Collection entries

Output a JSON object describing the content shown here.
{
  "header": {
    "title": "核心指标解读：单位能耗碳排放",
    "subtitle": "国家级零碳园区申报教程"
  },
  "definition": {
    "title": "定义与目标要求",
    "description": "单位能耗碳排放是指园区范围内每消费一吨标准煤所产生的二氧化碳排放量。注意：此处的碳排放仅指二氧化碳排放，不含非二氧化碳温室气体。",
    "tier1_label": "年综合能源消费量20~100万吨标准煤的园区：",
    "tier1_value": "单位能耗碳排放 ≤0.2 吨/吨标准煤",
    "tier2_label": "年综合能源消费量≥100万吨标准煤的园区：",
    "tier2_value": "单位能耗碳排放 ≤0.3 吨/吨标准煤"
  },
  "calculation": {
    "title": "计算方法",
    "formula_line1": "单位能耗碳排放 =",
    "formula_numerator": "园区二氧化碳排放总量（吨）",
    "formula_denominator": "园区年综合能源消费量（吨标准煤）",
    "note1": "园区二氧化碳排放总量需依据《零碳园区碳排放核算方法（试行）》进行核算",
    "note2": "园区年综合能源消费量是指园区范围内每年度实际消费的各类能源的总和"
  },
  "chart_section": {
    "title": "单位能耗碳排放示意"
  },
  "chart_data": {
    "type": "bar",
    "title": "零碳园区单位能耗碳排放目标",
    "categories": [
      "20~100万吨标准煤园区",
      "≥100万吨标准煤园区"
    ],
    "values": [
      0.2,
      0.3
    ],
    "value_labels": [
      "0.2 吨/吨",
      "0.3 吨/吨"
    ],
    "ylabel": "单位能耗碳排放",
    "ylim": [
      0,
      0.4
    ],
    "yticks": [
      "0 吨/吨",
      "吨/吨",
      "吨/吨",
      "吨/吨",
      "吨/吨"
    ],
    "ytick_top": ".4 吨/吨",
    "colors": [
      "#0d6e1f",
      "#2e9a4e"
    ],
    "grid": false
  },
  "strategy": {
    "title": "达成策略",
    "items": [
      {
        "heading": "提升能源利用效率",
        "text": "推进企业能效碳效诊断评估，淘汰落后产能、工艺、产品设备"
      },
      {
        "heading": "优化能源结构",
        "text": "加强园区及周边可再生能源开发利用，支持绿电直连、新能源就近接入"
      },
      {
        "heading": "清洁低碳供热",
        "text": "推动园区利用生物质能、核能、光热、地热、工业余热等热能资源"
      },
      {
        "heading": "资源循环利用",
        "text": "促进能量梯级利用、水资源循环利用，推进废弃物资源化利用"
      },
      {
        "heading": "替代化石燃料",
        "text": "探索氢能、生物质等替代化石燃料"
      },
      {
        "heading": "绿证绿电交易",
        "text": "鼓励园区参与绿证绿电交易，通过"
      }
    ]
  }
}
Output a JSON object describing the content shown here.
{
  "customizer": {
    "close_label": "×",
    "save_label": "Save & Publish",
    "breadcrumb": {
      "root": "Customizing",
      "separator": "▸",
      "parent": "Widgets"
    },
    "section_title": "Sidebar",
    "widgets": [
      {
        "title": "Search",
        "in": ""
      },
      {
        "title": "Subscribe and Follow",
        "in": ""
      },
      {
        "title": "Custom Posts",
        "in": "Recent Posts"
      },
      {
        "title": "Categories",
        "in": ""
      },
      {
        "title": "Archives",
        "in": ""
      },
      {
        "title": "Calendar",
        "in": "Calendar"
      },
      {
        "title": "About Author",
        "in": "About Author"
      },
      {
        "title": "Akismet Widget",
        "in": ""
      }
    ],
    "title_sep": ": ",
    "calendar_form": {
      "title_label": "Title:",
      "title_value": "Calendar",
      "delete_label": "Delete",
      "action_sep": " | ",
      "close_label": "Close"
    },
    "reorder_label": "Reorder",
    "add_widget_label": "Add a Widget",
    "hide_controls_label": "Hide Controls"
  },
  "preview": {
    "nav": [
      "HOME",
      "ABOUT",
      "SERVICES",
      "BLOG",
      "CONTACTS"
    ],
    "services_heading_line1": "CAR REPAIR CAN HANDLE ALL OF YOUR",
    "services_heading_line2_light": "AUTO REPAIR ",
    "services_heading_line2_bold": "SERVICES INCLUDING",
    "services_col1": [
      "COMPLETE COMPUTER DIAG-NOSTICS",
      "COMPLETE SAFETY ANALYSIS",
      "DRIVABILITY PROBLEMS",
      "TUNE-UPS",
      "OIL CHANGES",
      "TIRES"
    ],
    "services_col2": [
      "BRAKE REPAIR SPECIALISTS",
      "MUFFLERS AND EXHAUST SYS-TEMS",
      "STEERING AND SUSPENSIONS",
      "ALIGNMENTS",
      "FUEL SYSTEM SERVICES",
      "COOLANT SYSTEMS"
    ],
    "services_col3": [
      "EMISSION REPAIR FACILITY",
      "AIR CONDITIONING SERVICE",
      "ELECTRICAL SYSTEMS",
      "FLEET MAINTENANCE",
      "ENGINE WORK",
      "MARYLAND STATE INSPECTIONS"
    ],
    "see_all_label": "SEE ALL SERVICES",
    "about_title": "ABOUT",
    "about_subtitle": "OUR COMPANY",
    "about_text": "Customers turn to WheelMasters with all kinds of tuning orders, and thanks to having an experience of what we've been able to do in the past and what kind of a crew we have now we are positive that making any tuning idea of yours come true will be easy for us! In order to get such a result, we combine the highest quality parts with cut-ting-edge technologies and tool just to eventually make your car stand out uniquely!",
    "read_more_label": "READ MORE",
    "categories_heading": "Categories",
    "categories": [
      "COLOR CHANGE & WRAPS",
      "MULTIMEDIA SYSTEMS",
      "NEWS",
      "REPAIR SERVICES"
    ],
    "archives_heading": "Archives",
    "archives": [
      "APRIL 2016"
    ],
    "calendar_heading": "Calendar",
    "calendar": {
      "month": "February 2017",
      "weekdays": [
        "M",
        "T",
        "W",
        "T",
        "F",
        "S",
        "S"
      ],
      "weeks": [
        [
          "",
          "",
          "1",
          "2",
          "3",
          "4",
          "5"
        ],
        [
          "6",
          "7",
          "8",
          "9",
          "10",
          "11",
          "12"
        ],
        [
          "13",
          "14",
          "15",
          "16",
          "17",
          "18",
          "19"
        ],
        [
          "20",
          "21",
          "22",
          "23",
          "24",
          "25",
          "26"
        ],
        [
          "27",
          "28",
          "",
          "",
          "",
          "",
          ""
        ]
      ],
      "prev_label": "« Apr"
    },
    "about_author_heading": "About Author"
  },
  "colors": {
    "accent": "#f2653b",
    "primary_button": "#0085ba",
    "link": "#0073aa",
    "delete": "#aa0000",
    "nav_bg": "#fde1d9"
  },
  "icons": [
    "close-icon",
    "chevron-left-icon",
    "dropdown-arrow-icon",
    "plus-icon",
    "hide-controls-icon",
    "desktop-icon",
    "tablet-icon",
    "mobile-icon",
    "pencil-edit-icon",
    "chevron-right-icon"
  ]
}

WHAT IS NEEDED:
Return every entry exactly as given.

SOLUTION:
Output a JSON object describing the content shown here.
{
  "header": {
    "title": "核心指标解读：单位能耗碳排放",
    "subtitle": "国家级零碳园区申报教程"
  },
  "definition": {
    "title": "定义与目标要求",
    "description": "单位能耗碳排放是指园区范围内每消费一吨标准煤所产生的二氧化碳排放量。注意：此处的碳排放仅指二氧化碳排放，不含非二氧化碳温室气体。",
    "tier1_label": "年综合能源消费量20~100万吨标准煤的园区：",
    "tier1_value": "单位能耗碳排放 ≤0.2 吨/吨标准煤",
    "tier2_label": "年综合能源消费量≥100万吨标准煤的园区：",
    "tier2_value": "单位能耗碳排放 ≤0.3 吨/吨标准煤"
  },
  "calculation": {
    "title": "计算方法",
    "formula_line1": "单位能耗碳排放 =",
    "formula_numerator": "园区二氧化碳排放总量（吨）",
    "formula_denominator": "园区年综合能源消费量（吨标准煤）",
    "note1": "园区二氧化碳排放总量需依据《零碳园区碳排放核算方法（试行）》进行核算",
    "note2": "园区年综合能源消费量是指园区范围内每年度实际消费的各类能源的总和"
  },
  "chart_section": {
    "title": "单位能耗碳排放示意"
  },
  "chart_data": {
    "type": "bar",
    "title": "零碳园区单位能耗碳排放目标",
    "categories": [
      "20~100万吨标准煤园区",
      "≥100万吨标准煤园区"
    ],
    "values": [
      0.2,
      0.3
    ],
    "value_labels": [
      "0.2 吨/吨",
      "0.3 吨/吨"
    ],
    "ylabel": "单位能耗碳排放",
    "ylim": [
      0,
      0.4
    ],
    "yticks": [
      "0 吨/吨",
      "吨/吨",
      "吨/吨",
      "吨/吨",
      "吨/吨"
    ],
    "ytick_top": ".4 吨/吨",
    "colors": [
      "#0d6e1f",
      "#2e9a4e"
    ],
    "grid": false
  },
  "strategy": {
    "title": "达成策略",
    "items": [
      {
        "heading": "提升能源利用效率",
        "text": "推进企业能效碳效诊断评估，淘汰落后产能、工艺、产品设备"
      },
      {
        "heading": "优化能源结构",
        "text": "加强园区及周边可再生能源开发利用，支持绿电直连、新能源就近接入"
      },
      {
        "heading": "清洁低碳供热",
        "text": "推动园区利用生物质能、核能、光热、地热、工业余热等热能资源"
      },
      {
        "heading": "资源循环利用",
        "text": "促进能量梯级利用、水资源循环利用，推进废弃物资源化利用"
      },
      {
        "heading": "替代化石燃料",
        "text": "探索氢能、生物质等替代化石燃料"
      },
      {
        "heading": "绿证绿电交易",
        "text": "鼓励园区参与绿证绿电交易，通过"
      }
    ]
  }
}
Output a JSON object describing the content shown here.
{
  "customizer": {
    "close_label": "×",
    "save_label": "Save & Publish",
    "breadcrumb": {
      "root": "Customizing",
      "separator": "▸",
      "parent": "Widgets"
    },
    "section_title": "Sidebar",
    "widgets": [
      {
        "title": "Search",
        "in": ""
      },
      {
        "title": "Subscribe and Follow",
        "in": ""
      },
      {
        "title": "Custom Posts",
        "in": "Recent Posts"
      },
      {
        "title": "Categories",
        "in": ""
      },
      {
        "title": "Archives",
        "in": ""
      },
      {
        "title": "Calendar",
        "in": "Calendar"
      },
      {
        "title": "About Author",
        "in": "About Author"
      },
      {
        "title": "Akismet Widget",
        "in": ""
      }
    ],
    "title_sep": ": ",
    "calendar_form": {
      "title_label": "Title:",
      "title_value": "Calendar",
      "delete_label": "Delete",
      "action_sep": " | ",
      "close_label": "Close"
    },
    "reorder_label": "Reorder",
    "add_widget_label": "Add a Widget",
    "hide_controls_label": "Hide Controls"
  },
  "preview": {
    "nav": [
      "HOME",
      "ABOUT",
      "SERVICES",
      "BLOG",
      "CONTACTS"
    ],
    "services_heading_line1": "CAR REPAIR CAN HANDLE ALL OF YOUR",
    "services_heading_line2_light": "AUTO REPAIR ",
    "services_heading_line2_bold": "SERVICES INCLUDING",
    "services_col1": [
      "COMPLETE COMPUTER DIAG-NOSTICS",
      "COMPLETE SAFETY ANALYSIS",
      "DRIVABILITY PROBLEMS",
      "TUNE-UPS",
      "OIL CHANGES",
      "TIRES"
    ],
    "services_col2": [
      "BRAKE REPAIR SPECIALISTS",
      "MUFFLERS AND EXHAUST SYS-TEMS",
      "STEERING AND SUSPENSIONS",
      "ALIGNMENTS",
      "FUEL SYSTEM SERVICES",
      "COOLANT SYSTEMS"
    ],
    "services_col3": [
      "EMISSION REPAIR FACILITY",
      "AIR CONDITIONING SERVICE",
      "ELECTRICAL SYSTEMS",
      "FLEET MAINTENANCE",
      "ENGINE WORK",
      "MARYLAND STATE INSPECTIONS"
    ],
    "see_all_label": "SEE ALL SERVICES",
    "about_title": "ABOUT",
    "about_subtitle": "OUR COMPANY",
    "about_text": "Customers turn to WheelMasters with all kinds of tuning orders, and thanks to having an experience of what we've been able to do in the past and what kind of a crew we have now we are positive that making any tuning idea of yours come true will be easy for us! In order to get such a result, we combine the highest quality parts with cut-ting-edge technologies and tool just to eventually make your car stand out uniquely!",
    "read_more_label": "READ MORE",
    "categories_heading": "Categories",
    "categories": [
      "COLOR CHANGE & WRAPS",
      "MULTIMEDIA SYSTEMS",
      "NEWS",
      "REPAIR SERVICES"
    ],
    "archives_heading": "Archives",
    "archives": [
      "APRIL 2016"
    ],
    "calendar_heading": "Calendar",
    "calendar": {
      "month": "February 2017",
      "weekdays": [
        "M",
        "T",
        "W",
        "T",
        "F",
        "S",
        "S"
      ],
      "weeks": [
        [
          "",
          "",
          "1",
          "2",
          "3",
          "4",
          "5"
        ],
        [
          "6",
          "7",
          "8",
          "9",
          "10",
          "11",
          "12"
        ],
        [
          "13",
          "14",
          "15",
          "16",
          "17",
          "18",
          "19"
        ],
        [
          "20",
          "21",
          "22",
          "23",
          "24",
          "25",
          "26"
        ],
        [
          "27",
          "28",
          "",
          "",
          "",
          "",
          ""
        ]
      ],
      "prev_label": "« Apr"
    },
    "about_author_heading": "About Author"
  },
  "colors": {
    "accent": "#f2653b",
    "primary_button": "#0085ba",
    "link": "#0073aa",
    "delete": "#aa0000",
    "nav_bg": "#fde1d9"
  },
  "icons": [
    "close-icon",
    "chevron-left-icon",
    "dropdown-arrow-icon",
    "plus-icon",
    "hide-controls-icon",
    "desktop-icon",
    "tablet-icon",
    "mobile-icon",
    "pencil-edit-icon",
    "chevron-right-icon"
  ]
}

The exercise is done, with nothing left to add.